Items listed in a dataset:

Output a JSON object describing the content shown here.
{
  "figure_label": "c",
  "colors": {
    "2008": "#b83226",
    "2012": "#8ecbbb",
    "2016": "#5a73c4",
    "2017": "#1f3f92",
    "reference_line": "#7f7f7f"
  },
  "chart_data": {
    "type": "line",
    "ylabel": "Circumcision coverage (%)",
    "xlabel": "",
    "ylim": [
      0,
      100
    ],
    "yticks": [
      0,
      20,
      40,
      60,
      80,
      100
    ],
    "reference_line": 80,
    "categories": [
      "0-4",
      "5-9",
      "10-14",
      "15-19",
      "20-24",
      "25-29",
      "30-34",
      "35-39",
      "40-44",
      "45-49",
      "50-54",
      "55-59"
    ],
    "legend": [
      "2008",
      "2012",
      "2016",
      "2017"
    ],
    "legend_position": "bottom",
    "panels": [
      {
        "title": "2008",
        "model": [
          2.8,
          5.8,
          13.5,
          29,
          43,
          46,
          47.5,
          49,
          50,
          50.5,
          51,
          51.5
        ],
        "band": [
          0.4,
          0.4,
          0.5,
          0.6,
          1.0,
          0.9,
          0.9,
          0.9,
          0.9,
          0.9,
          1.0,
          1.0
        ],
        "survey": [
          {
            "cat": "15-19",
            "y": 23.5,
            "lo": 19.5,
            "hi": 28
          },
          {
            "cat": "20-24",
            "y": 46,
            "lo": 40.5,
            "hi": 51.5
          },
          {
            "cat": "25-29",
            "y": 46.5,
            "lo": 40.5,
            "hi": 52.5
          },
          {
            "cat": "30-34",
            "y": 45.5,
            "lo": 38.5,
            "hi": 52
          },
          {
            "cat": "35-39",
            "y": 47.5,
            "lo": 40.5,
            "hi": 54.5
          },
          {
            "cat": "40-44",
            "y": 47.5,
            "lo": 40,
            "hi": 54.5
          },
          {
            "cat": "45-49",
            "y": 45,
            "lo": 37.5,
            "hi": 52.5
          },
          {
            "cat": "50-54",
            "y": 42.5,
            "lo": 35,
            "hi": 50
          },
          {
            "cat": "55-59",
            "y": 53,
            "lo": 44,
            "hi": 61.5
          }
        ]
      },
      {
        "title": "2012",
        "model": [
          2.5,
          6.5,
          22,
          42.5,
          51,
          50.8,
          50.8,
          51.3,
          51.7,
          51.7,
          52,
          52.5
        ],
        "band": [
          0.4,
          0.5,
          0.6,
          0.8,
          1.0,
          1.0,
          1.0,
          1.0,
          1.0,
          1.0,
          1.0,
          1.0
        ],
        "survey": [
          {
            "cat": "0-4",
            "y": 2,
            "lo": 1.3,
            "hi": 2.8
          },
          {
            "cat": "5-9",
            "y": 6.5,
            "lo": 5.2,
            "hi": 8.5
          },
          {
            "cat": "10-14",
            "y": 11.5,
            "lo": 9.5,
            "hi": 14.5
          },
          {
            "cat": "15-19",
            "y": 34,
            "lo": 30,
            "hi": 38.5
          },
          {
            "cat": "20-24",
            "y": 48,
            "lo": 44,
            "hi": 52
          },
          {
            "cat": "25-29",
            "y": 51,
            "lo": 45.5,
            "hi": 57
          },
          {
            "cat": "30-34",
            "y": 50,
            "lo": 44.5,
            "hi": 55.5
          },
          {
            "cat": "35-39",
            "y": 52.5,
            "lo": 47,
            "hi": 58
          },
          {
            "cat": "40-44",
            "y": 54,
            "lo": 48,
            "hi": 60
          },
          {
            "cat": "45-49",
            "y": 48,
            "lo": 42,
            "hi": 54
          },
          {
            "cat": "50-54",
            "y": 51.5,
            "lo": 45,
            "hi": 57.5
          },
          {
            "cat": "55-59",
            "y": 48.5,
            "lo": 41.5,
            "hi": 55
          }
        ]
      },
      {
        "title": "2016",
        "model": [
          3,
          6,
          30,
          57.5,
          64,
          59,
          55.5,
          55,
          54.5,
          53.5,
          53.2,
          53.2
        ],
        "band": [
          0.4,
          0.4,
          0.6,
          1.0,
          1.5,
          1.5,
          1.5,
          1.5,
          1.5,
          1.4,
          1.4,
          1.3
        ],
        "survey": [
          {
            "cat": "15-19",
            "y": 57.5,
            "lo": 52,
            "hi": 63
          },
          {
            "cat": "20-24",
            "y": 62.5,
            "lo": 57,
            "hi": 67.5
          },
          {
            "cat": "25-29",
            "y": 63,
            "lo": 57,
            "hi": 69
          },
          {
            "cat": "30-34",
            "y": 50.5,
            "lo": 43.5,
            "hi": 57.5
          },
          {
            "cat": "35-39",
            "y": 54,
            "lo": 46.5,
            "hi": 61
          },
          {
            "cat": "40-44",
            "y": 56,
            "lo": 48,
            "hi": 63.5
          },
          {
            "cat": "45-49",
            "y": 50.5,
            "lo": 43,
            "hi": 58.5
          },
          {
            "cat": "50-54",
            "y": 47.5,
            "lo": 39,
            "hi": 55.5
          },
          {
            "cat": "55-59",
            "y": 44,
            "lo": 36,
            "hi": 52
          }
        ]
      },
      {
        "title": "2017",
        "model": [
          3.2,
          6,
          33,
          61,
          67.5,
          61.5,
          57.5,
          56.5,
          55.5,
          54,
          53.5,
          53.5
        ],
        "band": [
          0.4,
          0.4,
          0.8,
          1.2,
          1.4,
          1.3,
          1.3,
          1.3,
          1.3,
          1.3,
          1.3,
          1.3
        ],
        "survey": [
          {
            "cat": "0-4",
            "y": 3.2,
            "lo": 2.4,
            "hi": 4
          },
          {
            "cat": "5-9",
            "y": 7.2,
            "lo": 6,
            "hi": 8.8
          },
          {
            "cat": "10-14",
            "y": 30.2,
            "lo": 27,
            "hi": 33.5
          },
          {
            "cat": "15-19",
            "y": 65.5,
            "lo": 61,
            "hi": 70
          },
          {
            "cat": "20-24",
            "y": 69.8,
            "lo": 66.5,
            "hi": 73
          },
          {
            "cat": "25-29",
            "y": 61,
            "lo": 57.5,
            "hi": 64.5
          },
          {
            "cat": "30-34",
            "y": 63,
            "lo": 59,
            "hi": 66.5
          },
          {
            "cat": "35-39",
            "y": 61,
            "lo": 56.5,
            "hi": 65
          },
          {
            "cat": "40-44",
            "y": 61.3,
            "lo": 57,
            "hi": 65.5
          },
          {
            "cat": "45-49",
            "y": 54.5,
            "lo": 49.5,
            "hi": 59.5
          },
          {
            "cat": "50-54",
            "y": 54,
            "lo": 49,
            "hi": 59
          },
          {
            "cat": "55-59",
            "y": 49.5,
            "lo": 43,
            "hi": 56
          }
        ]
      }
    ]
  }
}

Written instruction.
Reproduce each record exactly as it appears.

Answer.
Output a JSON object describing the content shown here.
{
  "figure_label": "c",
  "colors": {
    "2008": "#b83226",
    "2012": "#8ecbbb",
    "2016": "#5a73c4",
    "2017": "#1f3f92",
    "reference_line": "#7f7f7f"
  },
  "chart_data": {
    "type": "line",
    "ylabel": "Circumcision coverage (%)",
    "xlabel": "",
    "ylim": [
      0,
      100
    ],
    "yticks": [
      0,
      20,
      40,
      60,
      80,
      100
    ],
    "reference_line": 80,
    "categories": [
      "0-4",
      "5-9",
      "10-14",
      "15-19",
      "20-24",
      "25-29",
      "30-34",
      "35-39",
      "40-44",
      "45-49",
      "50-54",
      "55-59"
    ],
    "legend": [
      "2008",
      "2012",
      "2016",
      "2017"
    ],
    "legend_position": "bottom",
    "panels": [
      {
        "title": "2008",
        "model": [
          2.8,
          5.8,
          13.5,
          29,
          43,
          46,
          47.5,
          49,
          50,
          50.5,
          51,
          51.5
        ],
        "band": [
          0.4,
          0.4,
          0.5,
          0.6,
          1.0,
          0.9,
          0.9,
          0.9,
          0.9,
          0.9,
          1.0,
          1.0
        ],
        "survey": [
          {
            "cat": "15-19",
            "y": 23.5,
            "lo": 19.5,
            "hi": 28
          },
          {
            "cat": "20-24",
            "y": 46,
            "lo": 40.5,
            "hi": 51.5
          },
          {
            "cat": "25-29",
            "y": 46.5,
            "lo": 40.5,
            "hi": 52.5
          },
          {
            "cat": "30-34",
            "y": 45.5,
            "lo": 38.5,
            "hi": 52
          },
          {
            "cat": "35-39",
            "y": 47.5,
            "lo": 40.5,
            "hi": 54.5
          },
          {
            "cat": "40-44",
            "y": 47.5,
            "lo": 40,
            "hi": 54.5
          },
          {
            "cat": "45-49",
            "y": 45,
            "lo": 37.5,
            "hi": 52.5
          },
          {
            "cat": "50-54",
            "y": 42.5,
            "lo": 35,
            "hi": 50
          },
          {
            "cat": "55-59",
            "y": 53,
            "lo": 44,
            "hi": 61.5
          }
        ]
      },
      {
        "title": "2012",
        "model": [
          2.5,
          6.5,
          22,
          42.5,
          51,
          50.8,
          50.8,
          51.3,
          51.7,
          51.7,
          52,
          52.5
        ],
        "band": [
          0.4,
          0.5,
          0.6,
          0.8,
          1.0,
          1.0,
          1.0,
          1.0,
          1.0,
          1.0,
          1.0,
          1.0
        ],
        "survey": [
          {
            "cat": "0-4",
            "y": 2,
            "lo": 1.3,
            "hi": 2.8
          },
          {
            "cat": "5-9",
            "y": 6.5,
            "lo": 5.2,
            "hi": 8.5
          },
          {
            "cat": "10-14",
            "y": 11.5,
            "lo": 9.5,
            "hi": 14.5
          },
          {
            "cat": "15-19",
            "y": 34,
            "lo": 30,
            "hi": 38.5
          },
          {
            "cat": "20-24",
            "y": 48,
            "lo": 44,
            "hi": 52
          },
          {
            "cat": "25-29",
            "y": 51,
            "lo": 45.5,
            "hi": 57
          },
          {
            "cat": "30-34",
            "y": 50,
            "lo": 44.5,
            "hi": 55.5
          },
          {
            "cat": "35-39",
            "y": 52.5,
            "lo": 47,
            "hi": 58
          },
          {
            "cat": "40-44",
            "y": 54,
            "lo": 48,
            "hi": 60
          },
          {
            "cat": "45-49",
            "y": 48,
            "lo": 42,
            "hi": 54
          },
          {
            "cat": "50-54",
            "y": 51.5,
            "lo": 45,
            "hi": 57.5
          },
          {
            "cat": "55-59",
            "y": 48.5,
            "lo": 41.5,
            "hi": 55
          }
        ]
      },
      {
        "title": "2016",
        "model": [
          3,
          6,
          30,
          57.5,
          64,
          59,
          55.5,
          55,
          54.5,
          53.5,
          53.2,
          53.2
        ],
        "band": [
          0.4,
          0.4,
          0.6,
          1.0,
          1.5,
          1.5,
          1.5,
          1.5,
          1.5,
          1.4,
          1.4,
          1.3
        ],
        "survey": [
          {
            "cat": "15-19",
            "y": 57.5,
            "lo": 52,
            "hi": 63
          },
          {
            "cat": "20-24",
            "y": 62.5,
            "lo": 57,
            "hi": 67.5
          },
          {
            "cat": "25-29",
            "y": 63,
            "lo": 57,
            "hi": 69
          },
          {
            "cat": "30-34",
            "y": 50.5,
            "lo": 43.5,
            "hi": 57.5
          },
          {
            "cat": "35-39",
            "y": 54,
            "lo": 46.5,
            "hi": 61
          },
          {
            "cat": "40-44",
            "y": 56,
            "lo": 48,
            "hi": 63.5
          },
          {
            "cat": "45-49",
            "y": 50.5,
            "lo": 43,
            "hi": 58.5
          },
          {
            "cat": "50-54",
            "y": 47.5,
            "lo": 39,
            "hi": 55.5
          },
          {
            "cat": "55-59",
            "y": 44,
            "lo": 36,
            "hi": 52
          }
        ]
      },
      {
        "title": "2017",
        "model": [
          3.2,
          6,
          33,
          61,
          67.5,
          61.5,
          57.5,
          56.5,
          55.5,
          54,
          53.5,
          53.5
        ],
        "band": [
          0.4,
          0.4,
          0.8,
          1.2,
          1.4,
          1.3,
          1.3,
          1.3,
          1.3,
          1.3,
          1.3,
          1.3
        ],
        "survey": [
          {
            "cat": "0-4",
            "y": 3.2,
            "lo": 2.4,
            "hi": 4
          },
          {
            "cat": "5-9",
            "y": 7.2,
            "lo": 6,
            "hi": 8.8
          },
          {
            "cat": "10-14",
            "y": 30.2,
            "lo": 27,
            "hi": 33.5
          },
          {
            "cat": "15-19",
            "y": 65.5,
            "lo": 61,
            "hi": 70
          },
          {
            "cat": "20-24",
            "y": 69.8,
            "lo": 66.5,
            "hi": 73
          },
          {
            "cat": "25-29",
            "y": 61,
            "lo": 57.5,
            "hi": 64.5
          },
          {
            "cat": "30-34",
            "y": 63,
            "lo": 59,
            "hi": 66.5
          },
          {
            "cat": "35-39",
            "y": 61,
            "lo": 56.5,
            "hi": 65
          },
          {
            "cat": "40-44",
            "y": 61.3,
            "lo": 57,
            "hi": 65.5
          },
          {
            "cat": "45-49",
            "y": 54.5,
            "lo": 49.5,
            "hi": 59.5
          },
          {
            "cat": "50-54",
            "y": 54,
            "lo": 49,
            "hi": 59
          },
          {
            "cat": "55-59",
            "y": 49.5,
            "lo": 43,
            "hi": 56
          }
        ]
      }
    ]
  }
}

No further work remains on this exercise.